TASK DIRECTIONS: Whenever a line below holds the word "this", copy that line.

THE INPUT:
※ ※ ※
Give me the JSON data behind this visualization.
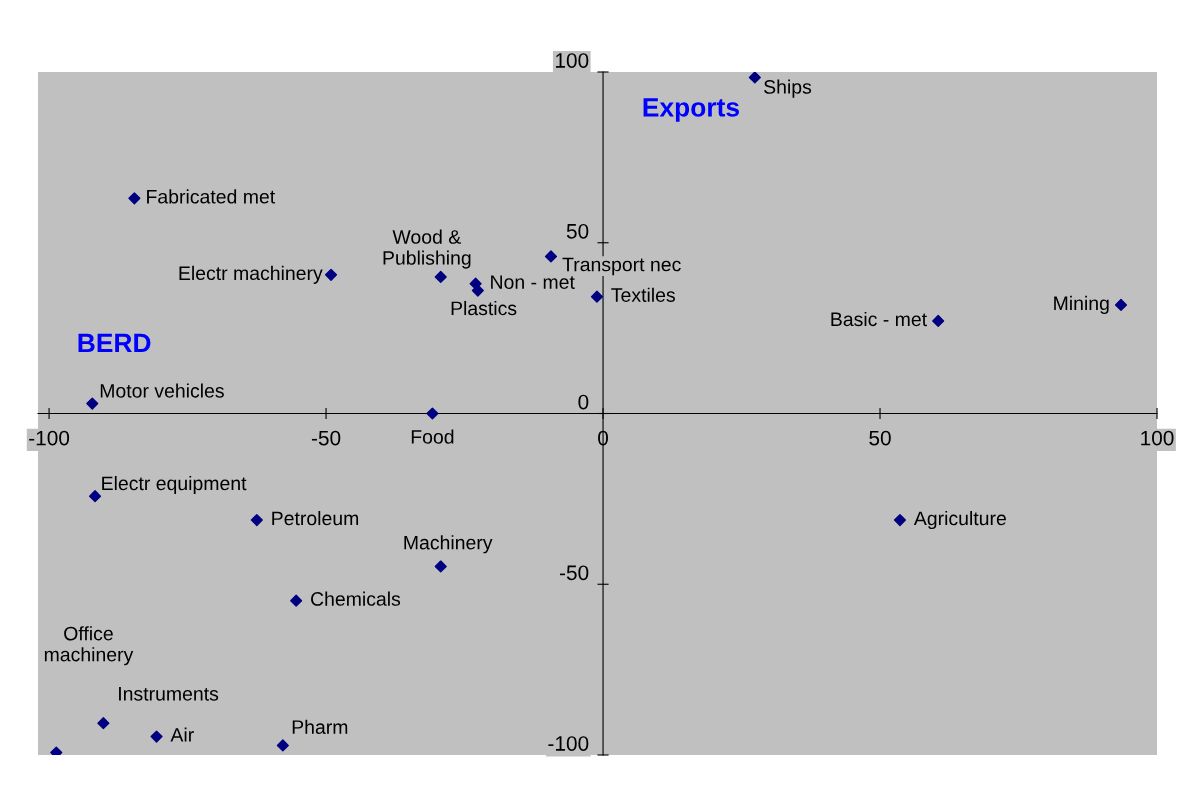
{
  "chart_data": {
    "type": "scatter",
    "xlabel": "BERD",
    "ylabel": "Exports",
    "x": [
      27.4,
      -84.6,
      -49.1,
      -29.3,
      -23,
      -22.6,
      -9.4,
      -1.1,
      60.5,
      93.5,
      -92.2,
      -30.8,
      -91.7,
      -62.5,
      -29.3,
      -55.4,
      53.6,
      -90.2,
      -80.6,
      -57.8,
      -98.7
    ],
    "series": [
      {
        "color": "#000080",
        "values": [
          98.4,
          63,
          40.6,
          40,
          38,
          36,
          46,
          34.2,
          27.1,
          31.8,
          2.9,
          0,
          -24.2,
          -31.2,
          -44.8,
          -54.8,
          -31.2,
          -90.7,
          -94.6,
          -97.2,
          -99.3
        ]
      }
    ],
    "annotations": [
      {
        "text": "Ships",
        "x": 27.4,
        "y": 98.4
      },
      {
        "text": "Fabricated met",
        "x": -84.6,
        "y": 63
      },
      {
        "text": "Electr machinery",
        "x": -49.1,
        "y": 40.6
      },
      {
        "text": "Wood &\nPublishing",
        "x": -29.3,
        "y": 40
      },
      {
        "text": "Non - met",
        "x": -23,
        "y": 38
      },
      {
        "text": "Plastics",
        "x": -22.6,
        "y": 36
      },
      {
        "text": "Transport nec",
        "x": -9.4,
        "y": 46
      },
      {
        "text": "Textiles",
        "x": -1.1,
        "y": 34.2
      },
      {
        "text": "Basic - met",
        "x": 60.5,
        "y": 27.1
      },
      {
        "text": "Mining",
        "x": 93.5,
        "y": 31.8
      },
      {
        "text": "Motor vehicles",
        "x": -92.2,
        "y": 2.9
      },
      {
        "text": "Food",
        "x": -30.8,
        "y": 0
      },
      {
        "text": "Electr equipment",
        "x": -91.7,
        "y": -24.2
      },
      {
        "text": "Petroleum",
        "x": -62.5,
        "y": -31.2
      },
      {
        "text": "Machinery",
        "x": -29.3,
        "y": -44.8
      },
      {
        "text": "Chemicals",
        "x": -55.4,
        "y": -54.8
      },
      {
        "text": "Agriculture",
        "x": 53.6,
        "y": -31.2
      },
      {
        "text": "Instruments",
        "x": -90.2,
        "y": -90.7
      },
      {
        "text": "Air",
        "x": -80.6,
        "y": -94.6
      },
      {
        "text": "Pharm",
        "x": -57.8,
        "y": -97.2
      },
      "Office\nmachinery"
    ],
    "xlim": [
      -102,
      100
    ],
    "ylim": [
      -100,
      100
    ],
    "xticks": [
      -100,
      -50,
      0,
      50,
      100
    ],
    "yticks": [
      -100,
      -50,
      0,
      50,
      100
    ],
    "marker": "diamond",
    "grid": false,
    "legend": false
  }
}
※ ※ ※
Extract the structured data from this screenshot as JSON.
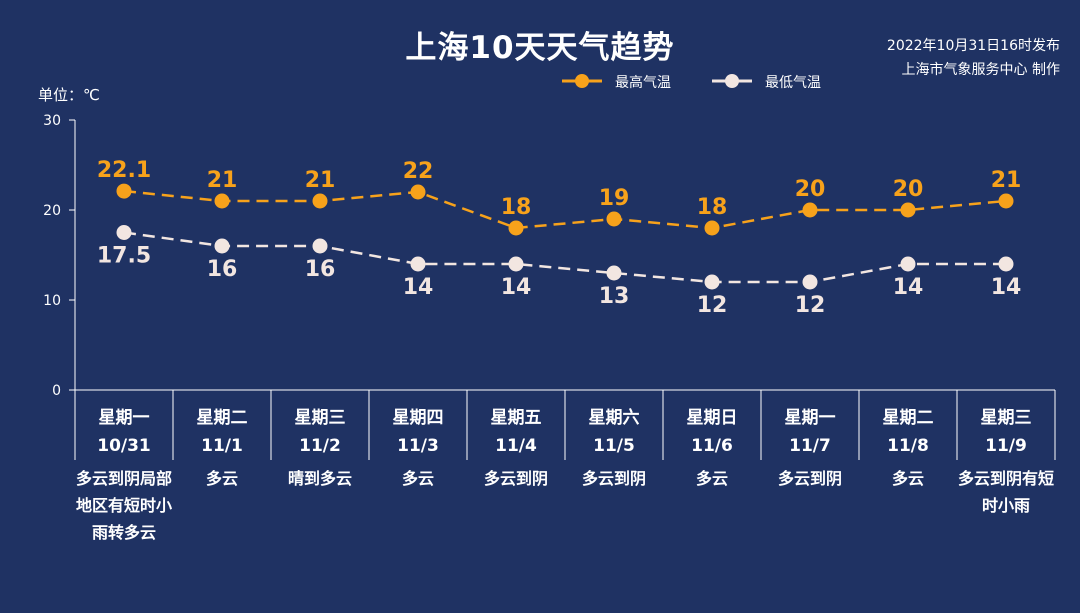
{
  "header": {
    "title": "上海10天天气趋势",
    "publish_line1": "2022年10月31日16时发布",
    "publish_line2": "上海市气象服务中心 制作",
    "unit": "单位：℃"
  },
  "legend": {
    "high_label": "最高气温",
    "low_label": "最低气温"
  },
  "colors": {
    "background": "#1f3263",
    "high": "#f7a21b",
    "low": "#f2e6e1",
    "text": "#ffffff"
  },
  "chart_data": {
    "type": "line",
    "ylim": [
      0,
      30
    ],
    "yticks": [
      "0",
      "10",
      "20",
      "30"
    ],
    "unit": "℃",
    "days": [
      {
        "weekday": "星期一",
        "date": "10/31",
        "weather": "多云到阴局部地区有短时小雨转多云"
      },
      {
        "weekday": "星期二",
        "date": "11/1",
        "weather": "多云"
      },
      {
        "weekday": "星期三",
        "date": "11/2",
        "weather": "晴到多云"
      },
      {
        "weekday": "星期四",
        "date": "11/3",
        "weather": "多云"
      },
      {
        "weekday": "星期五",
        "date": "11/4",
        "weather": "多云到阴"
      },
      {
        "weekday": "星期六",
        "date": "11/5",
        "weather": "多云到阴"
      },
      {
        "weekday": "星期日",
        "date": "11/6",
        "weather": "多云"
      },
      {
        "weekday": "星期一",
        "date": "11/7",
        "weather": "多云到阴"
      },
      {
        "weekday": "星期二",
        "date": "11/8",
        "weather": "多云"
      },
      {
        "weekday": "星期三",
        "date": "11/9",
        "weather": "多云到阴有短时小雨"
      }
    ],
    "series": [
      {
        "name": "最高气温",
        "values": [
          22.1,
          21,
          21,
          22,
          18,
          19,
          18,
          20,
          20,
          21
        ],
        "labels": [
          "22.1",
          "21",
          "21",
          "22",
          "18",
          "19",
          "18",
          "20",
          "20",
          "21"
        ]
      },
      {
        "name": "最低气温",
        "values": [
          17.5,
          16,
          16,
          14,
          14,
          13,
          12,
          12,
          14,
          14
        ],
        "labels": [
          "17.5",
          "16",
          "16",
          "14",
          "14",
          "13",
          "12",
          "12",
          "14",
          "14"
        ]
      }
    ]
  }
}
※ ※ ※
FINISHED ANSWER:
Give me the JSON data behind this visualization.
Extract the structured data from this screenshot as JSON.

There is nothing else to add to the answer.